▸ Task input:
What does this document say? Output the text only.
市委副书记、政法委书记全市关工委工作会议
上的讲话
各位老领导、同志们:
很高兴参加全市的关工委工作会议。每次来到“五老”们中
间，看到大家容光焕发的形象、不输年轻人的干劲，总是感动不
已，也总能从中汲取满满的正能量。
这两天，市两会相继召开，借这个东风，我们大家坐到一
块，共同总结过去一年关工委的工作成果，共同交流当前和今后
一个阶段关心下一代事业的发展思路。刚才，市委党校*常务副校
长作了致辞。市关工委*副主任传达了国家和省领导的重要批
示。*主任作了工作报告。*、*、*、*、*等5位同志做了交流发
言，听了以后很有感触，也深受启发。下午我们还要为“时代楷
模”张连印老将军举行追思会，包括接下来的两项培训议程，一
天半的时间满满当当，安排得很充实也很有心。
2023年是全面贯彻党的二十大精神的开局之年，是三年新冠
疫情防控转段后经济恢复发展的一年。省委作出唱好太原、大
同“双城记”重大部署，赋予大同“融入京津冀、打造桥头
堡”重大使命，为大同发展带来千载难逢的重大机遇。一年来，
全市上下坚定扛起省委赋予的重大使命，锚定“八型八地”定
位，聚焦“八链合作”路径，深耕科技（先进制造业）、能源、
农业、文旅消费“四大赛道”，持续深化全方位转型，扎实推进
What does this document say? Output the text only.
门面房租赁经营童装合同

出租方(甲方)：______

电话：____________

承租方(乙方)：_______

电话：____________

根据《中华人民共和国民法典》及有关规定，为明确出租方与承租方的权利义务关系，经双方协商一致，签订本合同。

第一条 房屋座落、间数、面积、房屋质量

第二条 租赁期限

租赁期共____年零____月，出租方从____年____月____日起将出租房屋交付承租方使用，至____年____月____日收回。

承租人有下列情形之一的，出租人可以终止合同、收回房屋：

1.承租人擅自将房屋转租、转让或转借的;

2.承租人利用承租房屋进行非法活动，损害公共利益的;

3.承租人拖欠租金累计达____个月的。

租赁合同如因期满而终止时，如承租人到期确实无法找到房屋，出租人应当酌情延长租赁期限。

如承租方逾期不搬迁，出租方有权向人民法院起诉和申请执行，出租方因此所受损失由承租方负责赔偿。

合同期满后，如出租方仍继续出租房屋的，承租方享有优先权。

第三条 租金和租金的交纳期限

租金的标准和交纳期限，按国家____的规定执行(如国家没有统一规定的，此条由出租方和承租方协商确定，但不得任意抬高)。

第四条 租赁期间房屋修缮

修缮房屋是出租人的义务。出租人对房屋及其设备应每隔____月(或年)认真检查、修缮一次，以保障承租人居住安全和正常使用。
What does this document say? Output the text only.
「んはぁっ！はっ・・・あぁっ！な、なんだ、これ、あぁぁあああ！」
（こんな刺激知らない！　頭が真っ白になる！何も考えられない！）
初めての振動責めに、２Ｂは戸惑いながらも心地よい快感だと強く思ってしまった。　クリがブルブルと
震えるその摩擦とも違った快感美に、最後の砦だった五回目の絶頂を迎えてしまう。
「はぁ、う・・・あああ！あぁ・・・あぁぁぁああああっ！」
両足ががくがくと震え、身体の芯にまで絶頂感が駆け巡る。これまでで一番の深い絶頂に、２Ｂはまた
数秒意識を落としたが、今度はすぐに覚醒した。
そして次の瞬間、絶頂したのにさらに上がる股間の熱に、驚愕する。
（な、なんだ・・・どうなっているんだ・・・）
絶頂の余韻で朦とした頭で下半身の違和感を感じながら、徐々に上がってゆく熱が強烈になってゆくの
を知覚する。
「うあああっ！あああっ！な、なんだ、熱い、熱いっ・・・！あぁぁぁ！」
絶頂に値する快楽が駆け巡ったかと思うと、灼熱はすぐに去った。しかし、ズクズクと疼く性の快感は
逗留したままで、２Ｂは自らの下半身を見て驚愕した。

▸ Task to carry out: Write the complete data out, exactly as above.

▸ Task response:
What does this document say? Output the text only.
市委副书记、政法委书记全市关工委工作会议
上的讲话
各位老领导、同志们:
很高兴参加全市的关工委工作会议。每次来到“五老”们中
间，看到大家容光焕发的形象、不输年轻人的干劲，总是感动不
已，也总能从中汲取满满的正能量。
这两天，市两会相继召开，借这个东风，我们大家坐到一
块，共同总结过去一年关工委的工作成果，共同交流当前和今后
一个阶段关心下一代事业的发展思路。刚才，市委党校*常务副校
长作了致辞。市关工委*副主任传达了国家和省领导的重要批
示。*主任作了工作报告。*、*、*、*、*等5位同志做了交流发
言，听了以后很有感触，也深受启发。下午我们还要为“时代楷
模”张连印老将军举行追思会，包括接下来的两项培训议程，一
天半的时间满满当当，安排得很充实也很有心。
2023年是全面贯彻党的二十大精神的开局之年，是三年新冠
疫情防控转段后经济恢复发展的一年。省委作出唱好太原、大
同“双城记”重大部署，赋予大同“融入京津冀、打造桥头
堡”重大使命，为大同发展带来千载难逢的重大机遇。一年来，
全市上下坚定扛起省委赋予的重大使命，锚定“八型八地”定
位，聚焦“八链合作”路径，深耕科技（先进制造业）、能源、
农业、文旅消费“四大赛道”，持续深化全方位转型，扎实推进
What does this document say? Output the text only.
门面房租赁经营童装合同

出租方(甲方)：______

电话：____________

承租方(乙方)：_______

电话：____________

根据《中华人民共和国民法典》及有关规定，为明确出租方与承租方的权利义务关系，经双方协商一致，签订本合同。

第一条 房屋座落、间数、面积、房屋质量

第二条 租赁期限

租赁期共____年零____月，出租方从____年____月____日起将出租房屋交付承租方使用，至____年____月____日收回。

承租人有下列情形之一的，出租人可以终止合同、收回房屋：

1.承租人擅自将房屋转租、转让或转借的;

2.承租人利用承租房屋进行非法活动，损害公共利益的;

3.承租人拖欠租金累计达____个月的。

租赁合同如因期满而终止时，如承租人到期确实无法找到房屋，出租人应当酌情延长租赁期限。

如承租方逾期不搬迁，出租方有权向人民法院起诉和申请执行，出租方因此所受损失由承租方负责赔偿。

合同期满后，如出租方仍继续出租房屋的，承租方享有优先权。

第三条 租金和租金的交纳期限

租金的标准和交纳期限，按国家____的规定执行(如国家没有统一规定的，此条由出租方和承租方协商确定，但不得任意抬高)。

第四条 租赁期间房屋修缮

修缮房屋是出租人的义务。出租人对房屋及其设备应每隔____月(或年)认真检查、修缮一次，以保障承租人居住安全和正常使用。
What does this document say? Output the text only.
「んはぁっ！はっ・・・あぁっ！な、なんだ、これ、あぁぁあああ！」
（こんな刺激知らない！　頭が真っ白になる！何も考えられない！）
初めての振動責めに、２Ｂは戸惑いながらも心地よい快感だと強く思ってしまった。　クリがブルブルと
震えるその摩擦とも違った快感美に、最後の砦だった五回目の絶頂を迎えてしまう。
「はぁ、う・・・あああ！あぁ・・・あぁぁぁああああっ！」
両足ががくがくと震え、身体の芯にまで絶頂感が駆け巡る。これまでで一番の深い絶頂に、２Ｂはまた
数秒意識を落としたが、今度はすぐに覚醒した。
そして次の瞬間、絶頂したのにさらに上がる股間の熱に、驚愕する。
（な、なんだ・・・どうなっているんだ・・・）
絶頂の余韻で朦とした頭で下半身の違和感を感じながら、徐々に上がってゆく熱が強烈になってゆくの
を知覚する。
「うあああっ！あああっ！な、なんだ、熱い、熱いっ・・・！あぁぁぁ！」
絶頂に値する快楽が駆け巡ったかと思うと、灼熱はすぐに去った。しかし、ズクズクと疼く性の快感は
逗留したままで、２Ｂは自らの下半身を見て驚愕した。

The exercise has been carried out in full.